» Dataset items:
>> START

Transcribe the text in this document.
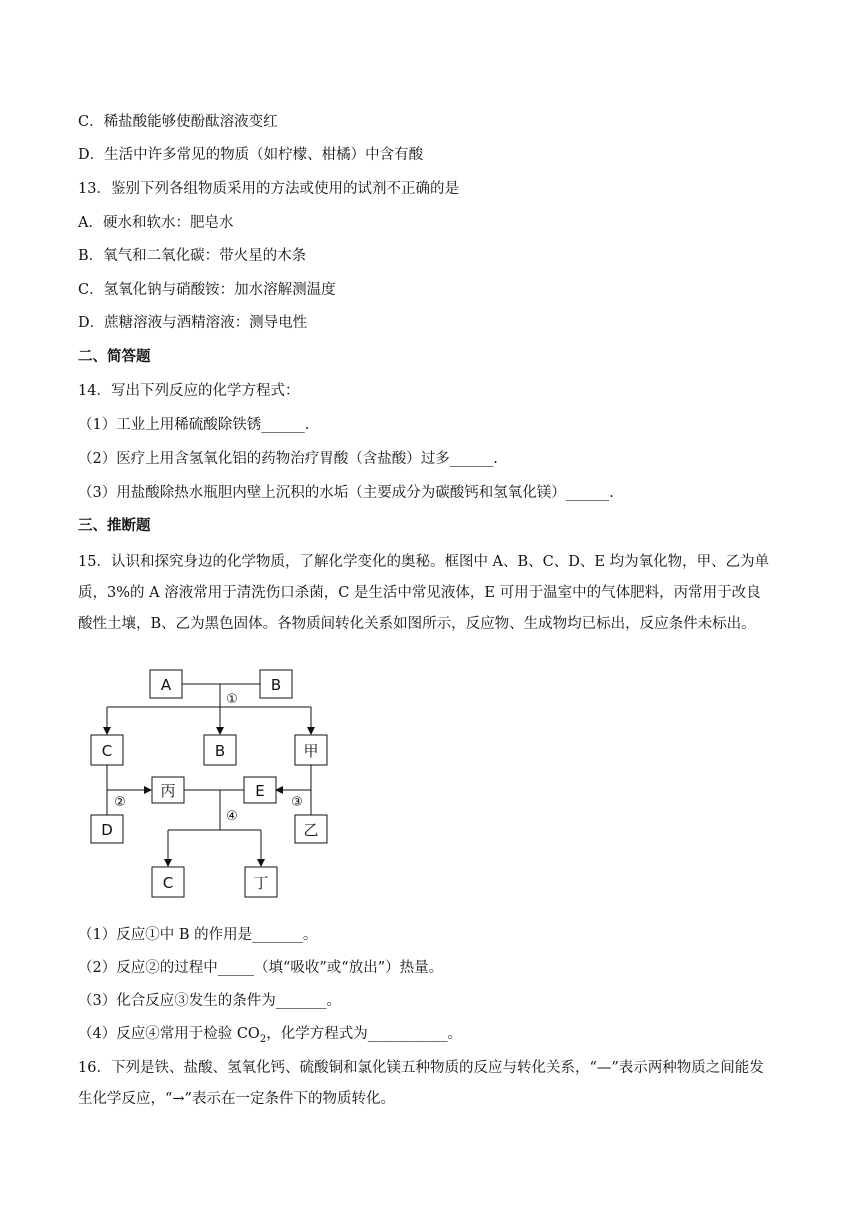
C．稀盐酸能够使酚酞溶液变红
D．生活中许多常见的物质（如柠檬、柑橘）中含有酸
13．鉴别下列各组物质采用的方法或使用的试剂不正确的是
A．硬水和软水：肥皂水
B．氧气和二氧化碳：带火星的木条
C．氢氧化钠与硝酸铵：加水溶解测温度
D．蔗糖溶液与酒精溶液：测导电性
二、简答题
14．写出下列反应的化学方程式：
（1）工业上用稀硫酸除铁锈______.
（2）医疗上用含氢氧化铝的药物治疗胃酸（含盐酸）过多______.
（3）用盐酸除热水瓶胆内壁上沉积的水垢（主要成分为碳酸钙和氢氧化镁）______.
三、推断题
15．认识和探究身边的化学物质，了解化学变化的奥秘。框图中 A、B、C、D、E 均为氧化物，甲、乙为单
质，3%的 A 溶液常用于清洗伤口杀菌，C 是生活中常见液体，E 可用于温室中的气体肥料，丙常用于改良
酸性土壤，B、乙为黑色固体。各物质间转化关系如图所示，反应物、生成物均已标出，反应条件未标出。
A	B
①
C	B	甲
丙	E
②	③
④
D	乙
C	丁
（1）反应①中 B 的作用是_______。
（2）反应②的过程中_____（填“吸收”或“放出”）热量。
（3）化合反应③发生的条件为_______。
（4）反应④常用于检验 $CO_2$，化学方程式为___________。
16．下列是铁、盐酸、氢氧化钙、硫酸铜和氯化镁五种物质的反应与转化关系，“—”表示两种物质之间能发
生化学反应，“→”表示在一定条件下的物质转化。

>> END
>> START

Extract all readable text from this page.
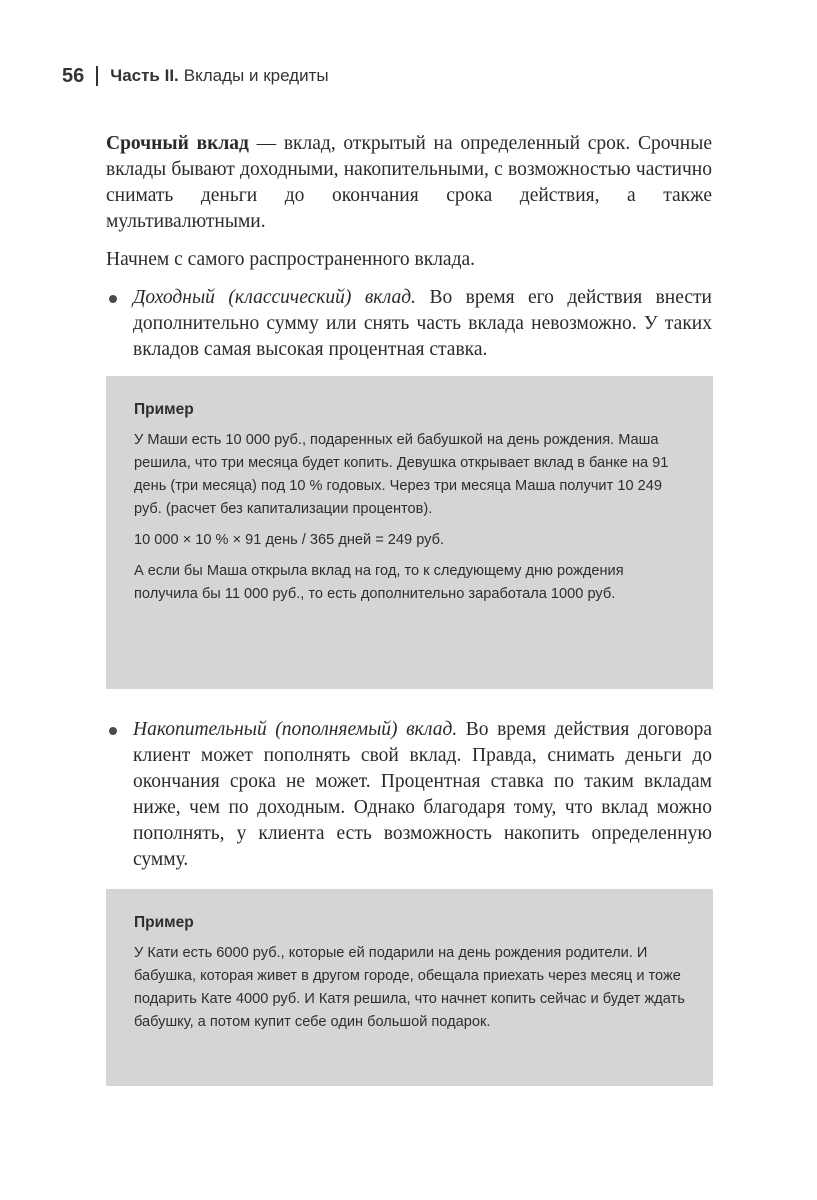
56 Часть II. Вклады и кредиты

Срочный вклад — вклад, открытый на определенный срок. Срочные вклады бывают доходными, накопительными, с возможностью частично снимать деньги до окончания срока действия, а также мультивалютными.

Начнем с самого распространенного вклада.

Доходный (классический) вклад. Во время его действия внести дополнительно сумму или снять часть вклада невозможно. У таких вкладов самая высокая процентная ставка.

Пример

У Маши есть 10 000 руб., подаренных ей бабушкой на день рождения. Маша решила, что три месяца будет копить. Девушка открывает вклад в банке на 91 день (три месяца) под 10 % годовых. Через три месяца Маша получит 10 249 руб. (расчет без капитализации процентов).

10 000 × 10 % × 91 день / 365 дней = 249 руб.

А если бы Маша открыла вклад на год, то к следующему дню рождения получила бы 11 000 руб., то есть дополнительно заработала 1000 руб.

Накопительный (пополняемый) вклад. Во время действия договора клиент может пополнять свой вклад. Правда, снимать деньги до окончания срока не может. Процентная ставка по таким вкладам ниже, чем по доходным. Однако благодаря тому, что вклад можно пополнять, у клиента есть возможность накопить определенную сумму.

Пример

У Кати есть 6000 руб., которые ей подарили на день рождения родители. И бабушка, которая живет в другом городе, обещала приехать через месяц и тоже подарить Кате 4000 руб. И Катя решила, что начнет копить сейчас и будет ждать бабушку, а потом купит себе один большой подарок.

>> END
>> START

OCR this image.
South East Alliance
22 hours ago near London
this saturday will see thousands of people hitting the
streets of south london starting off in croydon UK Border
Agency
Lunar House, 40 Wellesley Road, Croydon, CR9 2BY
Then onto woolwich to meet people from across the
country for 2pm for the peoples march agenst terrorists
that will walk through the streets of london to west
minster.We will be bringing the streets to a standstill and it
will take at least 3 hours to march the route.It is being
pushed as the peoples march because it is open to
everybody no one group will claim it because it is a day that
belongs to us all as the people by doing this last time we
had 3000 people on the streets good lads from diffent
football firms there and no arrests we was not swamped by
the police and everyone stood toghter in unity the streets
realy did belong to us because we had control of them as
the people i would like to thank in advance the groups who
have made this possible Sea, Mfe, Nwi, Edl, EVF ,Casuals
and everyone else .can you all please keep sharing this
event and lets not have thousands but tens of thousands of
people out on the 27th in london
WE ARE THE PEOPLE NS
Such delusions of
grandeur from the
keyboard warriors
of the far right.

>> END

» TO DO:
From the listing, copy every line where the string "streets" appears.

» REPLY TO THE EXERCISE:
streets of south london starting off in croydon UK Border
that will walk through the streets of london to west
minster.We will be bringing the streets to a standstill and it
had 3000 people on the streets good lads from diffent
the police and everyone stood toghter in unity the streets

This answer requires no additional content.